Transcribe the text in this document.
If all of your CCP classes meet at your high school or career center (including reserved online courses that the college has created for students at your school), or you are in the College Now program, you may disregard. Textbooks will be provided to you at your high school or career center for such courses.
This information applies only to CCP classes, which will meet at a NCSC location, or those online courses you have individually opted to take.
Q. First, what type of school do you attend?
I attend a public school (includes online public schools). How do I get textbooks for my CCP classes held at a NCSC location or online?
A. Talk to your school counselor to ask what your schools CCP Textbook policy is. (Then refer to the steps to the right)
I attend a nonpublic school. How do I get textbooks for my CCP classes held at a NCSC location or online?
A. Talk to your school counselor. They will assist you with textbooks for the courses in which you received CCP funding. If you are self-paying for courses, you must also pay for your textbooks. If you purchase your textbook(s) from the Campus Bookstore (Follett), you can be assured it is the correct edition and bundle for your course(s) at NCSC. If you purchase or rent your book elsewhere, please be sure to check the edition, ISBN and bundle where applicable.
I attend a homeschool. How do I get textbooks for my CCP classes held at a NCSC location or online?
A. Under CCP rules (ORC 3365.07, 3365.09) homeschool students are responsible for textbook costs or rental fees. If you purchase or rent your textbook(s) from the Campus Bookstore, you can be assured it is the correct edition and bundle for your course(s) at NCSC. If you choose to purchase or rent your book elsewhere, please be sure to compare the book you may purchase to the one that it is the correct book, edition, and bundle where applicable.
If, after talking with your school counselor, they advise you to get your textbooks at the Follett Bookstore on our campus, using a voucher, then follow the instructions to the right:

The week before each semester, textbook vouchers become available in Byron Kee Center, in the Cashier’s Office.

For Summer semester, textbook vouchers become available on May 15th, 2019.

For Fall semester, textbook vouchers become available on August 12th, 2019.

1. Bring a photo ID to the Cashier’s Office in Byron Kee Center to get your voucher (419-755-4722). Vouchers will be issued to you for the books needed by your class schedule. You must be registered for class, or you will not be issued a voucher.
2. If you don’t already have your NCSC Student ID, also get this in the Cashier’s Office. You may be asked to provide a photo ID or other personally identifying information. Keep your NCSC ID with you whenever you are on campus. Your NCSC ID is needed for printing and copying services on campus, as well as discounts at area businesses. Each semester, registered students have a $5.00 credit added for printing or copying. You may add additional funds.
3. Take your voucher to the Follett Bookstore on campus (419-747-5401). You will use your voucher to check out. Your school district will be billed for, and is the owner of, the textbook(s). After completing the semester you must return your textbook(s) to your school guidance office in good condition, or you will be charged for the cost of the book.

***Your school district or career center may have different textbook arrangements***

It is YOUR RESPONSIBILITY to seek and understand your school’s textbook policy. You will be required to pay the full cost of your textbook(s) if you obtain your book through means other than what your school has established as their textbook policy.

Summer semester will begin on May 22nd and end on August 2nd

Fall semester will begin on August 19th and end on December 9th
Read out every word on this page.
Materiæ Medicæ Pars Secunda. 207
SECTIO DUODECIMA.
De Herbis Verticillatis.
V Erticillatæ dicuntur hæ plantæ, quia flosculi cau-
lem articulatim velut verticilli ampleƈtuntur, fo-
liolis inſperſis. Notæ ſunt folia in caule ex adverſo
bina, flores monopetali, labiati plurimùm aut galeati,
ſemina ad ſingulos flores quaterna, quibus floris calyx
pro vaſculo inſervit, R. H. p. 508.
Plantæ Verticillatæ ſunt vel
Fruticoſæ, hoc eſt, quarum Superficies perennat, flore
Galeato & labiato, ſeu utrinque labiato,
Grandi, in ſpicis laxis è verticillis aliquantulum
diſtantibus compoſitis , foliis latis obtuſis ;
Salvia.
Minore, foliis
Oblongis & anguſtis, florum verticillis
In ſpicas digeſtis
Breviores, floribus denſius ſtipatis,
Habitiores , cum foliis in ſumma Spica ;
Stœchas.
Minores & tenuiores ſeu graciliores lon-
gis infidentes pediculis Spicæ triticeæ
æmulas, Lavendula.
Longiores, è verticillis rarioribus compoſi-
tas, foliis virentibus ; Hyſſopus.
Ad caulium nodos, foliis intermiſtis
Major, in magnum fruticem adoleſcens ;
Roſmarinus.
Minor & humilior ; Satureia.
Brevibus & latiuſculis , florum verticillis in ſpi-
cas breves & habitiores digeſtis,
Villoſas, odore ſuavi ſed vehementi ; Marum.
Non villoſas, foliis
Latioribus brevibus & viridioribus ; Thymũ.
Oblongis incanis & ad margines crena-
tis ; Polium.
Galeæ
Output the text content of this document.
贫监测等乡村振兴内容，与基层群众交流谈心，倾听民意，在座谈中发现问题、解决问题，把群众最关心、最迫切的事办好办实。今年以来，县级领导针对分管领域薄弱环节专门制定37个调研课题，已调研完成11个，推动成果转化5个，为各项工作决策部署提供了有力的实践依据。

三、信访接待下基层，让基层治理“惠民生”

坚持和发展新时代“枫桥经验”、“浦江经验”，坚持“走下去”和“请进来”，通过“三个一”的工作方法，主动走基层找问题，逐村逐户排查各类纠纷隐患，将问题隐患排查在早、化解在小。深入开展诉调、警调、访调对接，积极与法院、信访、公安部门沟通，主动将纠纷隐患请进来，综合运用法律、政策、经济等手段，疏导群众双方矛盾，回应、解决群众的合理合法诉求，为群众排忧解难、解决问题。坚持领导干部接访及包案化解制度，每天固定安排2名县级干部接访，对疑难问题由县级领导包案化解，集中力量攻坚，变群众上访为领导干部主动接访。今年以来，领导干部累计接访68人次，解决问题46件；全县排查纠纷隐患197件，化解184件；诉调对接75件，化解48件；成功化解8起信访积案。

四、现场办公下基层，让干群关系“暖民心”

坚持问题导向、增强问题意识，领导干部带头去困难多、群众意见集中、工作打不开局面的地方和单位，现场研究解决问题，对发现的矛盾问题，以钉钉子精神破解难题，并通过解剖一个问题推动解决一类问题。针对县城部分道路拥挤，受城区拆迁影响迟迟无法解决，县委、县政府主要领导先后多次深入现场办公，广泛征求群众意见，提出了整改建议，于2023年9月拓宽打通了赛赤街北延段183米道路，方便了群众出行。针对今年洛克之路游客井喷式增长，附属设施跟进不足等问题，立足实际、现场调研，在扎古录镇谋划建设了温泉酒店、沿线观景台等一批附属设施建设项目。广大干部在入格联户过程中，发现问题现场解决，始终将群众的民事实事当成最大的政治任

━━━━

Exercise description: Set down all of the records shown above once more, exactly.

Solution to this exercise:
Transcribe the text in this document.
If all of your CCP classes meet at your high school or career center (including reserved online courses that the college has created for students at your school), or you are in the College Now program, you may disregard. Textbooks will be provided to you at your high school or career center for such courses.
This information applies only to CCP classes, which will meet at a NCSC location, or those online courses you have individually opted to take.
Q. First, what type of school do you attend?
I attend a public school (includes online public schools). How do I get textbooks for my CCP classes held at a NCSC location or online?
A. Talk to your school counselor to ask what your schools CCP Textbook policy is. (Then refer to the steps to the right)
I attend a nonpublic school. How do I get textbooks for my CCP classes held at a NCSC location or online?
A. Talk to your school counselor. They will assist you with textbooks for the courses in which you received CCP funding. If you are self-paying for courses, you must also pay for your textbooks. If you purchase your textbook(s) from the Campus Bookstore (Follett), you can be assured it is the correct edition and bundle for your course(s) at NCSC. If you purchase or rent your book elsewhere, please be sure to check the edition, ISBN and bundle where applicable.
I attend a homeschool. How do I get textbooks for my CCP classes held at a NCSC location or online?
A. Under CCP rules (ORC 3365.07, 3365.09) homeschool students are responsible for textbook costs or rental fees. If you purchase or rent your textbook(s) from the Campus Bookstore, you can be assured it is the correct edition and bundle for your course(s) at NCSC. If you choose to purchase or rent your book elsewhere, please be sure to compare the book you may purchase to the one that it is the correct book, edition, and bundle where applicable.
If, after talking with your school counselor, they advise you to get your textbooks at the Follett Bookstore on our campus, using a voucher, then follow the instructions to the right:

The week before each semester, textbook vouchers become available in Byron Kee Center, in the Cashier’s Office.

For Summer semester, textbook vouchers become available on May 15th, 2019.

For Fall semester, textbook vouchers become available on August 12th, 2019.

1. Bring a photo ID to the Cashier’s Office in Byron Kee Center to get your voucher (419-755-4722). Vouchers will be issued to you for the books needed by your class schedule. You must be registered for class, or you will not be issued a voucher.
2. If you don’t already have your NCSC Student ID, also get this in the Cashier’s Office. You may be asked to provide a photo ID or other personally identifying information. Keep your NCSC ID with you whenever you are on campus. Your NCSC ID is needed for printing and copying services on campus, as well as discounts at area businesses. Each semester, registered students have a $5.00 credit added for printing or copying. You may add additional funds.
3. Take your voucher to the Follett Bookstore on campus (419-747-5401). You will use your voucher to check out. Your school district will be billed for, and is the owner of, the textbook(s). After completing the semester you must return your textbook(s) to your school guidance office in good condition, or you will be charged for the cost of the book.

***Your school district or career center may have different textbook arrangements***

It is YOUR RESPONSIBILITY to seek and understand your school’s textbook policy. You will be required to pay the full cost of your textbook(s) if you obtain your book through means other than what your school has established as their textbook policy.

Summer semester will begin on May 22nd and end on August 2nd

Fall semester will begin on August 19th and end on December 9th
Read out every word on this page.
Materiæ Medicæ Pars Secunda. 207
SECTIO DUODECIMA.
De Herbis Verticillatis.
V Erticillatæ dicuntur hæ plantæ, quia flosculi cau-
lem articulatim velut verticilli ampleƈtuntur, fo-
liolis inſperſis. Notæ ſunt folia in caule ex adverſo
bina, flores monopetali, labiati plurimùm aut galeati,
ſemina ad ſingulos flores quaterna, quibus floris calyx
pro vaſculo inſervit, R. H. p. 508.
Plantæ Verticillatæ ſunt vel
Fruticoſæ, hoc eſt, quarum Superficies perennat, flore
Galeato & labiato, ſeu utrinque labiato,
Grandi, in ſpicis laxis è verticillis aliquantulum
diſtantibus compoſitis , foliis latis obtuſis ;
Salvia.
Minore, foliis
Oblongis & anguſtis, florum verticillis
In ſpicas digeſtis
Breviores, floribus denſius ſtipatis,
Habitiores , cum foliis in ſumma Spica ;
Stœchas.
Minores & tenuiores ſeu graciliores lon-
gis infidentes pediculis Spicæ triticeæ
æmulas, Lavendula.
Longiores, è verticillis rarioribus compoſi-
tas, foliis virentibus ; Hyſſopus.
Ad caulium nodos, foliis intermiſtis
Major, in magnum fruticem adoleſcens ;
Roſmarinus.
Minor & humilior ; Satureia.
Brevibus & latiuſculis , florum verticillis in ſpi-
cas breves & habitiores digeſtis,
Villoſas, odore ſuavi ſed vehementi ; Marum.
Non villoſas, foliis
Latioribus brevibus & viridioribus ; Thymũ.
Oblongis incanis & ad margines crena-
tis ; Polium.
Galeæ
Output the text content of this document.
贫监测等乡村振兴内容，与基层群众交流谈心，倾听民意，在座谈中发现问题、解决问题，把群众最关心、最迫切的事办好办实。今年以来，县级领导针对分管领域薄弱环节专门制定37个调研课题，已调研完成11个，推动成果转化5个，为各项工作决策部署提供了有力的实践依据。

三、信访接待下基层，让基层治理“惠民生”

坚持和发展新时代“枫桥经验”、“浦江经验”，坚持“走下去”和“请进来”，通过“三个一”的工作方法，主动走基层找问题，逐村逐户排查各类纠纷隐患，将问题隐患排查在早、化解在小。深入开展诉调、警调、访调对接，积极与法院、信访、公安部门沟通，主动将纠纷隐患请进来，综合运用法律、政策、经济等手段，疏导群众双方矛盾，回应、解决群众的合理合法诉求，为群众排忧解难、解决问题。坚持领导干部接访及包案化解制度，每天固定安排2名县级干部接访，对疑难问题由县级领导包案化解，集中力量攻坚，变群众上访为领导干部主动接访。今年以来，领导干部累计接访68人次，解决问题46件；全县排查纠纷隐患197件，化解184件；诉调对接75件，化解48件；成功化解8起信访积案。

四、现场办公下基层，让干群关系“暖民心”

坚持问题导向、增强问题意识，领导干部带头去困难多、群众意见集中、工作打不开局面的地方和单位，现场研究解决问题，对发现的矛盾问题，以钉钉子精神破解难题，并通过解剖一个问题推动解决一类问题。针对县城部分道路拥挤，受城区拆迁影响迟迟无法解决，县委、县政府主要领导先后多次深入现场办公，广泛征求群众意见，提出了整改建议，于2023年9月拓宽打通了赛赤街北延段183米道路，方便了群众出行。针对今年洛克之路游客井喷式增长，附属设施跟进不足等问题，立足实际、现场调研，在扎古录镇谋划建设了温泉酒店、沿线观景台等一批附属设施建设项目。广大干部在入格联户过程中，发现问题现场解决，始终将群众的民事实事当成最大的政治任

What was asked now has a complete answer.